-- Start --
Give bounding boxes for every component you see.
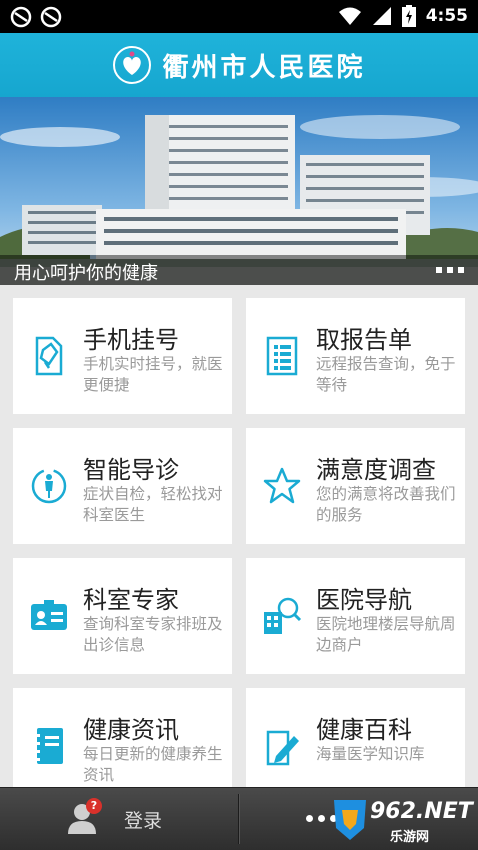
carousel-dot[interactable] xyxy=(447,267,453,273)
card-desc: 症状自检，轻松找对科室医生 xyxy=(83,485,223,524)
status-bar: 4:55 xyxy=(0,0,478,33)
app-header: 衢州市人民医院 xyxy=(0,33,478,97)
carousel-indicator[interactable] xyxy=(436,267,464,273)
report-document-icon xyxy=(266,336,298,376)
menu-card-hospital-navigation[interactable]: 医院导航 医院地理楼层导航周边商户 xyxy=(246,558,465,674)
login-label: 登录 xyxy=(124,810,163,832)
id-card-icon xyxy=(31,600,67,630)
card-title: 智能导诊 xyxy=(83,456,179,484)
card-desc: 医院地理楼层导航周边商户 xyxy=(316,615,456,654)
card-title: 科室专家 xyxy=(83,586,179,614)
watermark-subtext: 乐游网 xyxy=(390,830,430,845)
more-dot xyxy=(318,815,325,822)
menu-grid: 手机挂号 手机实时挂号，就医更便捷 取报告单 远程报告查询，免于等待 智能导诊 … xyxy=(13,298,466,804)
card-desc: 手机实时挂号，就医更便捷 xyxy=(83,355,223,394)
card-desc: 查询科室专家排班及出诊信息 xyxy=(83,615,223,654)
card-desc: 您的满意将改善我们的服务 xyxy=(316,485,456,524)
card-desc: 每日更新的健康养生资讯 xyxy=(83,745,223,784)
notification-badge: ? xyxy=(86,798,102,814)
banner-carousel[interactable]: 用心呵护你的健康 xyxy=(0,97,478,285)
carousel-dot[interactable] xyxy=(458,267,464,273)
phone-register-icon xyxy=(35,336,63,376)
carousel-dot[interactable] xyxy=(436,267,442,273)
card-title: 手机挂号 xyxy=(83,326,179,354)
body-guide-icon xyxy=(31,468,67,504)
banner-caption: 用心呵护你的健康 xyxy=(14,263,158,284)
card-title: 医院导航 xyxy=(316,586,412,614)
app-title: 衢州市人民医院 xyxy=(162,52,366,83)
watermark-logo: 962.NET 乐游网 xyxy=(330,791,475,847)
menu-card-get-report[interactable]: 取报告单 远程报告查询，免于等待 xyxy=(246,298,465,414)
more-dot xyxy=(306,815,313,822)
sync-icon xyxy=(40,6,62,28)
wifi-icon xyxy=(338,7,361,25)
divider xyxy=(238,794,239,844)
card-desc: 远程报告查询，免于等待 xyxy=(316,355,456,394)
status-time: 4:55 xyxy=(425,6,468,26)
signal-icon xyxy=(372,7,391,25)
watermark-text: 962.NET xyxy=(370,799,473,824)
notebook-icon xyxy=(34,728,63,764)
card-title: 取报告单 xyxy=(316,326,412,354)
battery-charging-icon xyxy=(401,5,416,27)
menu-card-mobile-register[interactable]: 手机挂号 手机实时挂号，就医更便捷 xyxy=(13,298,232,414)
bottom-bar: ? 登录 962.NET 乐游网 xyxy=(0,787,478,850)
hospital-logo-icon xyxy=(113,46,152,84)
sync-icon xyxy=(10,6,32,28)
card-title: 健康百科 xyxy=(316,716,412,744)
watermark-shield-icon xyxy=(334,800,366,840)
card-title: 健康资讯 xyxy=(83,716,179,744)
star-icon xyxy=(263,467,301,504)
login-button[interactable]: ? 登录 xyxy=(0,788,238,850)
banner-caption-bar: 用心呵护你的健康 xyxy=(0,255,478,285)
pen-document-icon xyxy=(266,730,299,766)
card-title: 满意度调查 xyxy=(316,456,436,484)
card-desc: 海量医学知识库 xyxy=(316,745,425,763)
menu-card-department-experts[interactable]: 科室专家 查询科室专家排班及出诊信息 xyxy=(13,558,232,674)
menu-card-satisfaction-survey[interactable]: 满意度调查 您的满意将改善我们的服务 xyxy=(246,428,465,544)
building-search-icon xyxy=(264,597,302,634)
menu-card-smart-guide[interactable]: 智能导诊 症状自检，轻松找对科室医生 xyxy=(13,428,232,544)
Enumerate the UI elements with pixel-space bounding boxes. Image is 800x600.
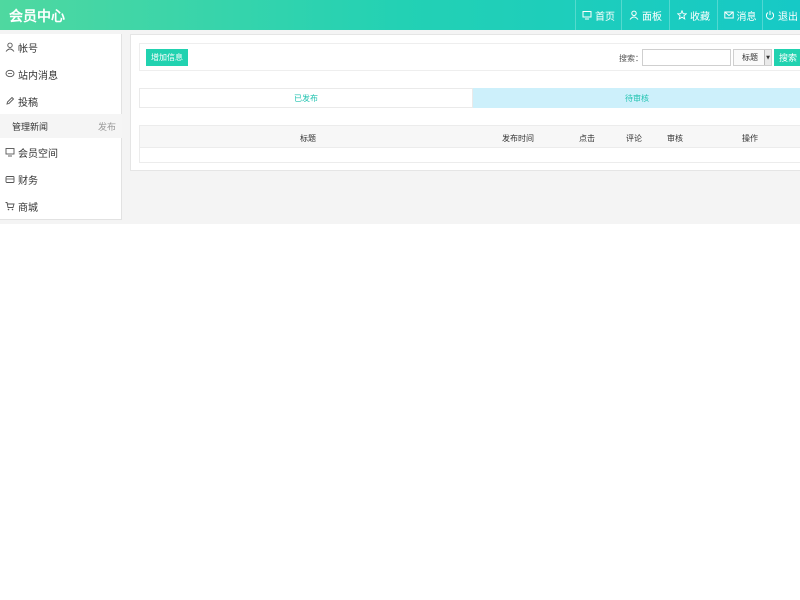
sidebar-item-finance[interactable]: 财务 <box>0 166 122 192</box>
sidebar-item-label: 商城 <box>18 202 38 214</box>
search-field-select[interactable]: 标题 ▼ <box>733 49 772 66</box>
sidebar: 帐号 站内消息 投稿 管理新闻 发布 会员空间 财务 商城 <box>0 34 122 220</box>
sidebar-item-account[interactable]: 帐号 <box>0 34 122 60</box>
select-value: 标题 <box>742 53 758 62</box>
add-info-button[interactable]: 增加信息 <box>146 49 188 66</box>
sidebar-item-submit[interactable]: 投稿 <box>0 88 122 114</box>
nav-favorites-label: 收藏 <box>690 11 710 23</box>
sidebar-item-messages[interactable]: 站内消息 <box>0 61 122 87</box>
top-nav: 首页 面板 收藏 消息 退出 <box>575 0 800 30</box>
sidebar-sub-manage-news[interactable]: 管理新闻 发布 <box>0 114 122 138</box>
nav-favorites[interactable]: 收藏 <box>669 0 717 30</box>
star-icon <box>677 10 687 20</box>
sidebar-item-label: 投稿 <box>18 97 38 109</box>
sidebar-item-label: 财务 <box>18 175 38 187</box>
search-label: 搜索： <box>619 54 643 63</box>
sidebar-item-label: 站内消息 <box>18 70 58 82</box>
monitor-icon <box>5 148 15 157</box>
site-title: 会员中心 <box>9 9 65 25</box>
top-header: 会员中心 首页 面板 收藏 消息 退出 <box>0 0 800 30</box>
sidebar-item-shop[interactable]: 商城 <box>0 193 122 219</box>
chat-icon <box>5 69 15 78</box>
main-panel: 增加信息 搜索： 标题 ▼ 搜索 已发布 待审核 标题 发布时间 点击 评论 审… <box>130 34 800 171</box>
status-tabs: 已发布 待审核 <box>139 88 800 108</box>
tab-pending[interactable]: 待审核 <box>473 88 800 108</box>
cart-icon <box>5 202 15 211</box>
column-header-actions: 操作 <box>742 134 758 143</box>
sidebar-item-label: 会员空间 <box>18 148 58 160</box>
nav-home[interactable]: 首页 <box>575 0 621 30</box>
sidebar-item-label: 帐号 <box>18 43 38 55</box>
column-header-clicks: 点击 <box>579 134 595 143</box>
nav-panel[interactable]: 面板 <box>621 0 669 30</box>
sidebar-item-member-space[interactable]: 会员空间 <box>0 139 122 165</box>
monitor-icon <box>582 11 592 20</box>
user-icon <box>5 42 15 52</box>
nav-messages[interactable]: 消息 <box>717 0 762 30</box>
publish-link[interactable]: 发布 <box>98 120 116 133</box>
nav-panel-label: 面板 <box>642 11 662 23</box>
user-icon <box>629 10 639 20</box>
search-input[interactable] <box>642 49 731 66</box>
pen-icon <box>6 96 15 105</box>
column-header-publish-time: 发布时间 <box>502 134 534 143</box>
column-header-title: 标题 <box>300 134 316 143</box>
sidebar-sub-label: 管理新闻 <box>12 122 49 133</box>
chevron-down-icon: ▼ <box>764 50 771 65</box>
nav-logout[interactable]: 退出 <box>762 0 800 30</box>
nav-messages-label: 消息 <box>736 11 757 23</box>
search-button[interactable]: 搜索 <box>774 49 800 66</box>
tab-published[interactable]: 已发布 <box>139 88 473 108</box>
mail-icon <box>723 11 734 19</box>
news-table: 标题 发布时间 点击 评论 审核 操作 <box>139 125 800 163</box>
toolbar: 增加信息 搜索： 标题 ▼ 搜索 <box>139 43 800 71</box>
nav-home-label: 首页 <box>595 11 615 23</box>
column-header-review: 审核 <box>667 134 683 143</box>
table-header: 标题 发布时间 点击 评论 审核 操作 <box>140 126 800 148</box>
wallet-icon <box>5 176 15 183</box>
nav-logout-label: 退出 <box>778 11 798 23</box>
column-header-comments: 评论 <box>626 134 642 143</box>
table-body <box>140 148 800 162</box>
power-icon <box>765 10 775 20</box>
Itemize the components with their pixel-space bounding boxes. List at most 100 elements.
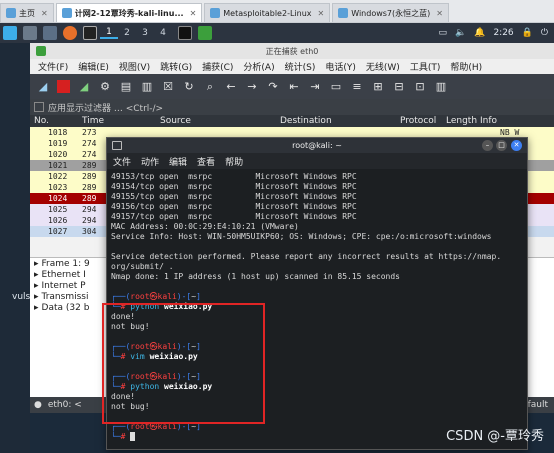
close-file-icon[interactable]: ☒ xyxy=(161,80,175,94)
wireshark-logo-icon xyxy=(36,46,46,56)
prompt-user: root xyxy=(130,292,150,301)
autoscroll-icon[interactable]: ▭ xyxy=(329,80,343,94)
packet-no: 1023 xyxy=(48,183,68,192)
wireshark-task-icon[interactable] xyxy=(198,26,212,40)
desktop-label: vuls xyxy=(12,292,31,302)
col-no[interactable]: No. xyxy=(30,116,82,126)
tab-kali[interactable]: 计网2-12覃玲秀-kali-linu... ✕ xyxy=(55,3,203,22)
col-time[interactable]: Time xyxy=(82,116,160,126)
restart-icon[interactable]: ◢ xyxy=(77,80,91,94)
expand-icon[interactable]: ▸ xyxy=(34,270,39,280)
shark-fin-start-icon[interactable]: ◢ xyxy=(36,80,50,94)
kali-menu-icon[interactable] xyxy=(3,26,17,40)
terminal-line: 49157/tcp open msrpc Microsoft Windows R… xyxy=(111,212,357,221)
stop-icon[interactable] xyxy=(57,80,70,93)
find-icon[interactable]: ⌕ xyxy=(203,80,217,94)
col-length[interactable]: Length xyxy=(446,116,480,126)
menu-analyze[interactable]: 分析(A) xyxy=(243,60,274,73)
open-icon[interactable]: ▤ xyxy=(119,80,133,94)
interface-status: eth0: < xyxy=(47,400,82,410)
packet-time: 273 xyxy=(82,128,97,137)
expand-icon[interactable]: ▸ xyxy=(34,292,39,302)
last-packet-icon[interactable]: ⇥ xyxy=(308,80,322,94)
reload-icon[interactable]: ↻ xyxy=(182,80,196,94)
term-menu-help[interactable]: 帮助 xyxy=(225,155,243,168)
volume-icon[interactable]: 🔈 xyxy=(455,28,466,38)
menu-view[interactable]: 视图(V) xyxy=(119,60,150,73)
packet-no: 1018 xyxy=(48,128,68,137)
terminal-line: Service Info: Host: WIN-50HM5UIKP60; OS:… xyxy=(111,232,492,241)
resize-columns-icon[interactable]: ▥ xyxy=(434,80,448,94)
zoom-in-icon[interactable]: ⊞ xyxy=(371,80,385,94)
status-ready-icon: ● xyxy=(34,400,42,410)
tab-windows7[interactable]: Windows7(永恒之蓝) ✕ xyxy=(332,3,449,22)
wireshark-toolbar: ◢ ◢ ⚙ ▤ ▥ ☒ ↻ ⌕ ← → ↷ ⇤ ⇥ ▭ ≡ ⊞ ⊟ ⊡ ▥ xyxy=(30,74,554,99)
bell-icon[interactable]: 🔔 xyxy=(474,28,485,38)
term-menu-action[interactable]: 动作 xyxy=(141,155,159,168)
options-icon[interactable]: ⚙ xyxy=(98,80,112,94)
forward-icon[interactable]: → xyxy=(245,80,259,94)
vm-icon xyxy=(338,8,349,18)
bookmark-icon[interactable] xyxy=(34,102,44,112)
workspace-1[interactable]: 1 xyxy=(100,27,118,39)
home-icon xyxy=(6,8,16,18)
expand-icon[interactable]: ▸ xyxy=(34,303,39,313)
tab-metasploitable[interactable]: Metasploitable2-Linux ✕ xyxy=(204,3,331,22)
packet-no: 1025 xyxy=(48,205,68,214)
zoom-out-icon[interactable]: ⊟ xyxy=(392,80,406,94)
display-filter-bar[interactable]: 应用显示过滤器 … <Ctrl-/> xyxy=(30,99,554,115)
desktop-background xyxy=(0,43,30,453)
menu-capture[interactable]: 捕获(C) xyxy=(202,60,233,73)
term-menu-file[interactable]: 文件 xyxy=(113,155,131,168)
workspace-4[interactable]: 4 xyxy=(154,28,172,38)
workspace-3[interactable]: 3 xyxy=(136,28,154,38)
shell-prompt: ┌──(root㉿kali)-[~] xyxy=(111,292,201,301)
colorize-icon[interactable]: ≡ xyxy=(350,80,364,94)
vm-icon xyxy=(210,8,221,18)
menu-statistics[interactable]: 统计(S) xyxy=(285,60,316,73)
save-icon[interactable]: ▥ xyxy=(140,80,154,94)
term-menu-view[interactable]: 查看 xyxy=(197,155,215,168)
zoom-reset-icon[interactable]: ⊡ xyxy=(413,80,427,94)
close-icon[interactable]: ✕ xyxy=(436,9,443,18)
menu-tools[interactable]: 工具(T) xyxy=(410,60,441,73)
close-icon[interactable]: ✕ xyxy=(190,9,197,18)
terminal-line: org/submit/ . xyxy=(111,262,174,271)
display-filter-input[interactable]: 应用显示过滤器 … <Ctrl-/> xyxy=(48,101,163,114)
file-manager-icon[interactable] xyxy=(43,26,57,40)
monitor-icon[interactable]: ▭ xyxy=(438,28,447,38)
minimize-icon[interactable]: – xyxy=(482,140,493,151)
terminal-icon[interactable] xyxy=(83,26,97,40)
lock-icon[interactable]: 🔒 xyxy=(522,28,533,38)
term-menu-edit[interactable]: 编辑 xyxy=(169,155,187,168)
menu-help[interactable]: 帮助(H) xyxy=(450,60,482,73)
workspace-2[interactable]: 2 xyxy=(118,28,136,38)
close-icon[interactable]: ✕ xyxy=(318,9,325,18)
tab-home[interactable]: 主页 ✕ xyxy=(0,3,54,22)
clock: 2:26 xyxy=(493,28,514,38)
packet-no: 1019 xyxy=(48,139,68,148)
menu-go[interactable]: 跳转(G) xyxy=(160,60,192,73)
expand-icon[interactable]: ▸ xyxy=(34,281,39,291)
col-protocol[interactable]: Protocol xyxy=(400,116,446,126)
menu-wireless[interactable]: 无线(W) xyxy=(366,60,400,73)
desktop-icon[interactable] xyxy=(23,26,37,40)
cursor xyxy=(130,432,136,441)
terminal-task-icon[interactable] xyxy=(178,26,192,40)
menu-edit[interactable]: 编辑(E) xyxy=(78,60,109,73)
close-icon[interactable]: ✕ xyxy=(41,9,48,18)
expand-icon[interactable]: ▸ xyxy=(34,259,39,269)
firefox-icon[interactable] xyxy=(63,26,77,40)
power-icon[interactable]: ⏻ xyxy=(541,28,548,38)
maximize-icon[interactable]: □ xyxy=(496,140,507,151)
close-icon[interactable]: ✕ xyxy=(511,140,522,151)
col-destination[interactable]: Destination xyxy=(280,116,400,126)
col-info[interactable]: Info xyxy=(480,116,497,126)
menu-file[interactable]: 文件(F) xyxy=(38,60,68,73)
goto-icon[interactable]: ↷ xyxy=(266,80,280,94)
first-packet-icon[interactable]: ⇤ xyxy=(287,80,301,94)
terminal-line: 49153/tcp open msrpc Microsoft Windows R… xyxy=(111,172,357,181)
col-source[interactable]: Source xyxy=(160,116,280,126)
menu-telephony[interactable]: 电话(Y) xyxy=(325,60,356,73)
back-icon[interactable]: ← xyxy=(224,80,238,94)
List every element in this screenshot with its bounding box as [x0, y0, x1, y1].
-- End --
Written task: Write out the lines starting with the line containing "carousel-dot[interactable] xyxy=(447,267,453,273)" and going on through the line containing "card-title: 手机挂号 xyxy=(83,326,179,354)", exactly as they appear.

Problem solution:
carousel-dot[interactable] xyxy=(447,267,453,273)
card-desc: 症状自检，轻松找对科室医生 xyxy=(83,485,223,524)
status-bar: 4:55 xyxy=(0,0,478,33)
app-header: 衢州市人民医院 xyxy=(0,33,478,97)
carousel-indicator[interactable] xyxy=(436,267,464,273)
report-document-icon xyxy=(266,336,298,376)
menu-card-hospital-navigation[interactable]: 医院导航 医院地理楼层导航周边商户 xyxy=(246,558,465,674)
login-label: 登录 xyxy=(124,810,163,832)
id-card-icon xyxy=(31,600,67,630)
card-title: 智能导诊 xyxy=(83,456,179,484)
card-desc: 医院地理楼层导航周边商户 xyxy=(316,615,456,654)
card-title: 科室专家 xyxy=(83,586,179,614)
watermark-subtext: 乐游网 xyxy=(390,830,430,845)
more-dot xyxy=(318,815,325,822)
menu-grid: 手机挂号 手机实时挂号，就医更便捷 取报告单 远程报告查询，免于等待 智能导诊 … xyxy=(13,298,466,804)
card-desc: 手机实时挂号，就医更便捷 xyxy=(83,355,223,394)
card-desc: 查询科室专家排班及出诊信息 xyxy=(83,615,223,654)
card-desc: 您的满意将改善我们的服务 xyxy=(316,485,456,524)
card-desc: 每日更新的健康养生资讯 xyxy=(83,745,223,784)
notification-badge: ? xyxy=(86,798,102,814)
banner-carousel[interactable]: 用心呵护你的健康 xyxy=(0,97,478,285)
carousel-dot[interactable] xyxy=(458,267,464,273)
phone-register-icon xyxy=(35,336,63,376)
carousel-dot[interactable] xyxy=(436,267,442,273)
card-title: 手机挂号 xyxy=(83,326,179,354)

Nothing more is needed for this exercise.